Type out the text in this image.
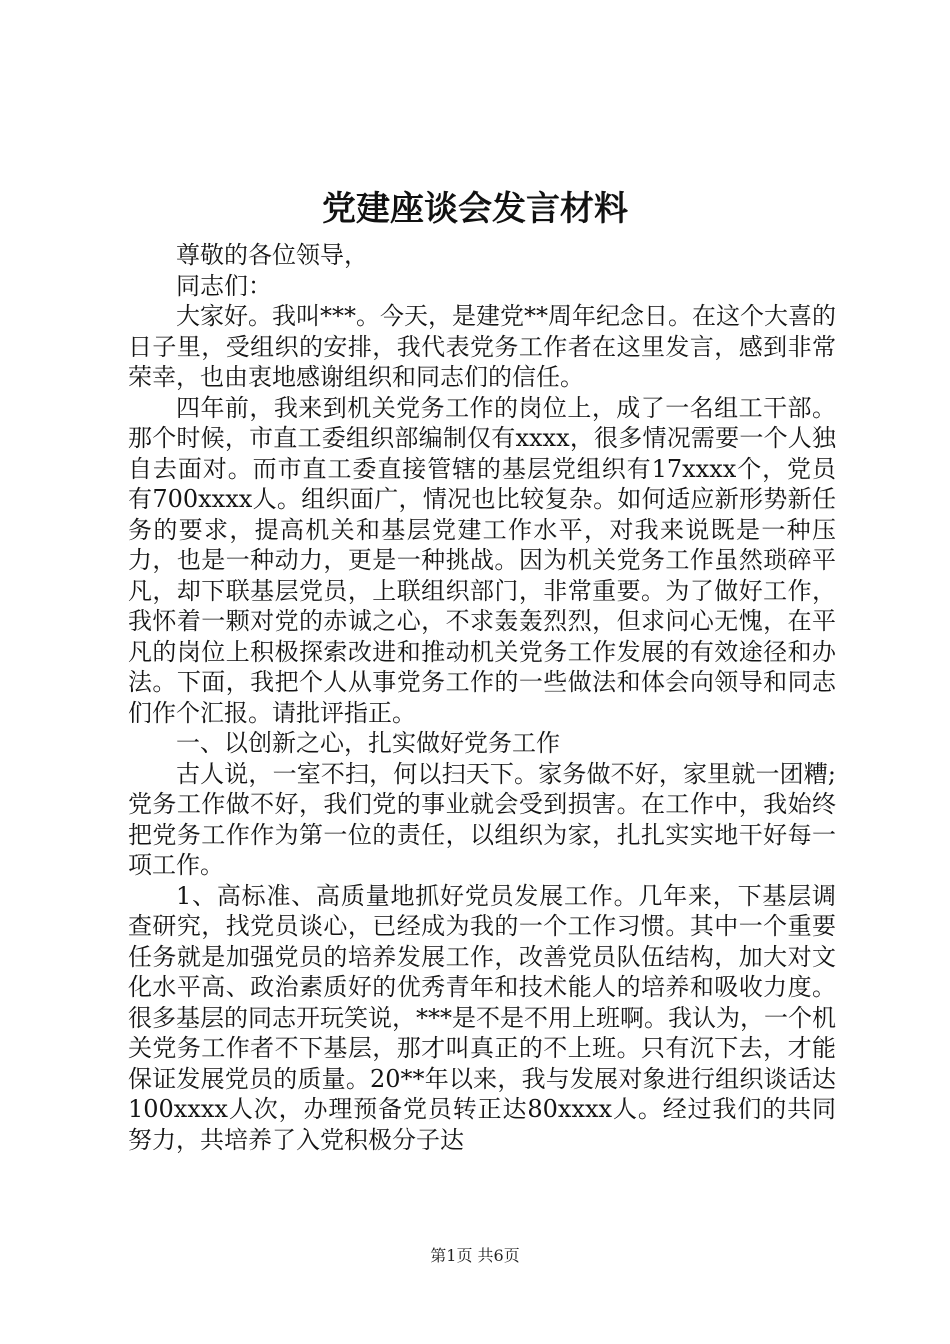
党建座谈会发言材料

尊敬的各位领导，

同志们：

大家好。我叫***。今天，是建党**周年纪念日。在这个大喜的日子里，受组织的安排，我代表党务工作者在这里发言，感到非常荣幸，也由衷地感谢组织和同志们的信任。

四年前，我来到机关党务工作的岗位上，成了一名组工干部。那个时候，市直工委组织部编制仅有xxxx，很多情况需要一个人独自去面对。而市直工委直接管辖的基层党组织有17xxxx个，党员有700xxxx人。组织面广，情况也比较复杂。如何适应新形势新任务的要求，提高机关和基层党建工作水平，对我来说既是一种压力，也是一种动力，更是一种挑战。因为机关党务工作虽然琐碎平凡，却下联基层党员，上联组织部门，非常重要。为了做好工作，我怀着一颗对党的赤诚之心，不求轰轰烈烈，但求问心无愧，在平凡的岗位上积极探索改进和推动机关党务工作发展的有效途径和办法。下面，我把个人从事党务工作的一些做法和体会向领导和同志们作个汇报。请批评指正。

一、以创新之心，扎实做好党务工作

古人说，一室不扫，何以扫天下。家务做不好，家里就一团糟;党务工作做不好，我们党的事业就会受到损害。在工作中，我始终把党务工作作为第一位的责任，以组织为家，扎扎实实地干好每一项工作。

1、高标准、高质量地抓好党员发展工作。几年来，下基层调查研究，找党员谈心，已经成为我的一个工作习惯。其中一个重要任务就是加强党员的培养发展工作，改善党员队伍结构，加大对文化水平高、政治素质好的优秀青年和技术能人的培养和吸收力度。很多基层的同志开玩笑说，***是不是不用上班啊。我认为，一个机关党务工作者不下基层，那才叫真正的不上班。只有沉下去，才能保证发展党员的质量。20**年以来，我与发展对象进行组织谈话达100xxxx人次，办理预备党员转正达80xxxx人。经过我们的共同努力，共培养了入党积极分子达

第1页 共6页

_EXERCISE DETAILS_.
Output a faithful copy of the data, with each picture left out.

_SOLUTION BELOW_.
Type out the text in this image.
党建座谈会发言材料

尊敬的各位领导，

同志们：

大家好。我叫***。今天，是建党**周年纪念日。在这个大喜的日子里，受组织的安排，我代表党务工作者在这里发言，感到非常荣幸，也由衷地感谢组织和同志们的信任。

四年前，我来到机关党务工作的岗位上，成了一名组工干部。那个时候，市直工委组织部编制仅有xxxx，很多情况需要一个人独自去面对。而市直工委直接管辖的基层党组织有17xxxx个，党员有700xxxx人。组织面广，情况也比较复杂。如何适应新形势新任务的要求，提高机关和基层党建工作水平，对我来说既是一种压力，也是一种动力，更是一种挑战。因为机关党务工作虽然琐碎平凡，却下联基层党员，上联组织部门，非常重要。为了做好工作，我怀着一颗对党的赤诚之心，不求轰轰烈烈，但求问心无愧，在平凡的岗位上积极探索改进和推动机关党务工作发展的有效途径和办法。下面，我把个人从事党务工作的一些做法和体会向领导和同志们作个汇报。请批评指正。

一、以创新之心，扎实做好党务工作

古人说，一室不扫，何以扫天下。家务做不好，家里就一团糟;党务工作做不好，我们党的事业就会受到损害。在工作中，我始终把党务工作作为第一位的责任，以组织为家，扎扎实实地干好每一项工作。

1、高标准、高质量地抓好党员发展工作。几年来，下基层调查研究，找党员谈心，已经成为我的一个工作习惯。其中一个重要任务就是加强党员的培养发展工作，改善党员队伍结构，加大对文化水平高、政治素质好的优秀青年和技术能人的培养和吸收力度。很多基层的同志开玩笑说，***是不是不用上班啊。我认为，一个机关党务工作者不下基层，那才叫真正的不上班。只有沉下去，才能保证发展党员的质量。20**年以来，我与发展对象进行组织谈话达100xxxx人次，办理预备党员转正达80xxxx人。经过我们的共同努力，共培养了入党积极分子达

第1页 共6页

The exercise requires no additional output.